--- TASK DESCRIPTION ---
Could every line of the data be printed exactly as it reads?

--- Start MATERIAL FOR THE TASK ---

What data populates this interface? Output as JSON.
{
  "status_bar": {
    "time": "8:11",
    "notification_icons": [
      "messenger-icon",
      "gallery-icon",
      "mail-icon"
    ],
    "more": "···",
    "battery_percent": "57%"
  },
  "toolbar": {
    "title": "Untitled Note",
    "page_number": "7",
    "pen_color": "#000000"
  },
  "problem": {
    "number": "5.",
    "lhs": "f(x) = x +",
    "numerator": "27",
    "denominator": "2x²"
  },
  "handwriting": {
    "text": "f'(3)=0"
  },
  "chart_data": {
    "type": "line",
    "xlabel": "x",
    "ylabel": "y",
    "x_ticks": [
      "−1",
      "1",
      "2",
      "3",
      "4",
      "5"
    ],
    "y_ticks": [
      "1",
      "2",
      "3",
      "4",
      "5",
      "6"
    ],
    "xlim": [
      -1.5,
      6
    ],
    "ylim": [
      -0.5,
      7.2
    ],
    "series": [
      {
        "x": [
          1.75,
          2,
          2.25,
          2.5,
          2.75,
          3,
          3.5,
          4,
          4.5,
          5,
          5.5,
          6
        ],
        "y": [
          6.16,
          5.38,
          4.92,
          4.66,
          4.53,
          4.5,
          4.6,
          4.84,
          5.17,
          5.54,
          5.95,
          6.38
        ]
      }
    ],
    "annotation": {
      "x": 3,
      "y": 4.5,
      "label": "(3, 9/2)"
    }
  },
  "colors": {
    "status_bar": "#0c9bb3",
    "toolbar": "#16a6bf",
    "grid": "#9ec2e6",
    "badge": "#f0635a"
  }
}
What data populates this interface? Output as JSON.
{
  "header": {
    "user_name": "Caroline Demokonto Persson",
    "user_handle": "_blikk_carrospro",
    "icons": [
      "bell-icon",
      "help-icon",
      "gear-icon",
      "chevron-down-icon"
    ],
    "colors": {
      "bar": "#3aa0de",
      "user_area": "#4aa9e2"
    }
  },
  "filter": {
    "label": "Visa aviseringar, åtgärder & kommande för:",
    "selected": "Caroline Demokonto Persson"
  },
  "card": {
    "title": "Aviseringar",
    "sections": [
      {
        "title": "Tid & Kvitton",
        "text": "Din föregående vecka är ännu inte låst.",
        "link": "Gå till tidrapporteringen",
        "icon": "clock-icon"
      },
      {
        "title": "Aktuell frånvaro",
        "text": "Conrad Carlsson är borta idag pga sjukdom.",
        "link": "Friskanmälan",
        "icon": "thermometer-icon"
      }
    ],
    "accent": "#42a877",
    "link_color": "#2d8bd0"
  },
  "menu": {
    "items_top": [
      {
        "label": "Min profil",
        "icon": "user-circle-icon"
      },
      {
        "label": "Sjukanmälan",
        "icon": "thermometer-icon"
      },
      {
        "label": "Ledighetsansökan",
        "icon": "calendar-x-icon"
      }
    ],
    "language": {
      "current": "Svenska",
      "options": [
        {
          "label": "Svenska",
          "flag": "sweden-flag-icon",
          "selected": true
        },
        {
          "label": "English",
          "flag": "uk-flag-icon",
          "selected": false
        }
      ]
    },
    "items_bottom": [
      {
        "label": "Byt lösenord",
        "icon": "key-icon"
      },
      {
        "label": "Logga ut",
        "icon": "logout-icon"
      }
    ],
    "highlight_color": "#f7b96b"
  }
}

--- End MATERIAL FOR THE TASK ---

--- ANSWER IN FULL ---
What data populates this interface? Output as JSON.
{
  "status_bar": {
    "time": "8:11",
    "notification_icons": [
      "messenger-icon",
      "gallery-icon",
      "mail-icon"
    ],
    "more": "···",
    "battery_percent": "57%"
  },
  "toolbar": {
    "title": "Untitled Note",
    "page_number": "7",
    "pen_color": "#000000"
  },
  "problem": {
    "number": "5.",
    "lhs": "f(x) = x +",
    "numerator": "27",
    "denominator": "2x²"
  },
  "handwriting": {
    "text": "f'(3)=0"
  },
  "chart_data": {
    "type": "line",
    "xlabel": "x",
    "ylabel": "y",
    "x_ticks": [
      "−1",
      "1",
      "2",
      "3",
      "4",
      "5"
    ],
    "y_ticks": [
      "1",
      "2",
      "3",
      "4",
      "5",
      "6"
    ],
    "xlim": [
      -1.5,
      6
    ],
    "ylim": [
      -0.5,
      7.2
    ],
    "series": [
      {
        "x": [
          1.75,
          2,
          2.25,
          2.5,
          2.75,
          3,
          3.5,
          4,
          4.5,
          5,
          5.5,
          6
        ],
        "y": [
          6.16,
          5.38,
          4.92,
          4.66,
          4.53,
          4.5,
          4.6,
          4.84,
          5.17,
          5.54,
          5.95,
          6.38
        ]
      }
    ],
    "annotation": {
      "x": 3,
      "y": 4.5,
      "label": "(3, 9/2)"
    }
  },
  "colors": {
    "status_bar": "#0c9bb3",
    "toolbar": "#16a6bf",
    "grid": "#9ec2e6",
    "badge": "#f0635a"
  }
}
What data populates this interface? Output as JSON.
{
  "header": {
    "user_name": "Caroline Demokonto Persson",
    "user_handle": "_blikk_carrospro",
    "icons": [
      "bell-icon",
      "help-icon",
      "gear-icon",
      "chevron-down-icon"
    ],
    "colors": {
      "bar": "#3aa0de",
      "user_area": "#4aa9e2"
    }
  },
  "filter": {
    "label": "Visa aviseringar, åtgärder & kommande för:",
    "selected": "Caroline Demokonto Persson"
  },
  "card": {
    "title": "Aviseringar",
    "sections": [
      {
        "title": "Tid & Kvitton",
        "text": "Din föregående vecka är ännu inte låst.",
        "link": "Gå till tidrapporteringen",
        "icon": "clock-icon"
      },
      {
        "title": "Aktuell frånvaro",
        "text": "Conrad Carlsson är borta idag pga sjukdom.",
        "link": "Friskanmälan",
        "icon": "thermometer-icon"
      }
    ],
    "accent": "#42a877",
    "link_color": "#2d8bd0"
  },
  "menu": {
    "items_top": [
      {
        "label": "Min profil",
        "icon": "user-circle-icon"
      },
      {
        "label": "Sjukanmälan",
        "icon": "thermometer-icon"
      },
      {
        "label": "Ledighetsansökan",
        "icon": "calendar-x-icon"
      }
    ],
    "language": {
      "current": "Svenska",
      "options": [
        {
          "label": "Svenska",
          "flag": "sweden-flag-icon",
          "selected": true
        },
        {
          "label": "English",
          "flag": "uk-flag-icon",
          "selected": false
        }
      ]
    },
    "items_bottom": [
      {
        "label": "Byt lösenord",
        "icon": "key-icon"
      },
      {
        "label": "Logga ut",
        "icon": "logout-icon"
      }
    ],
    "highlight_color": "#f7b96b"
  }
}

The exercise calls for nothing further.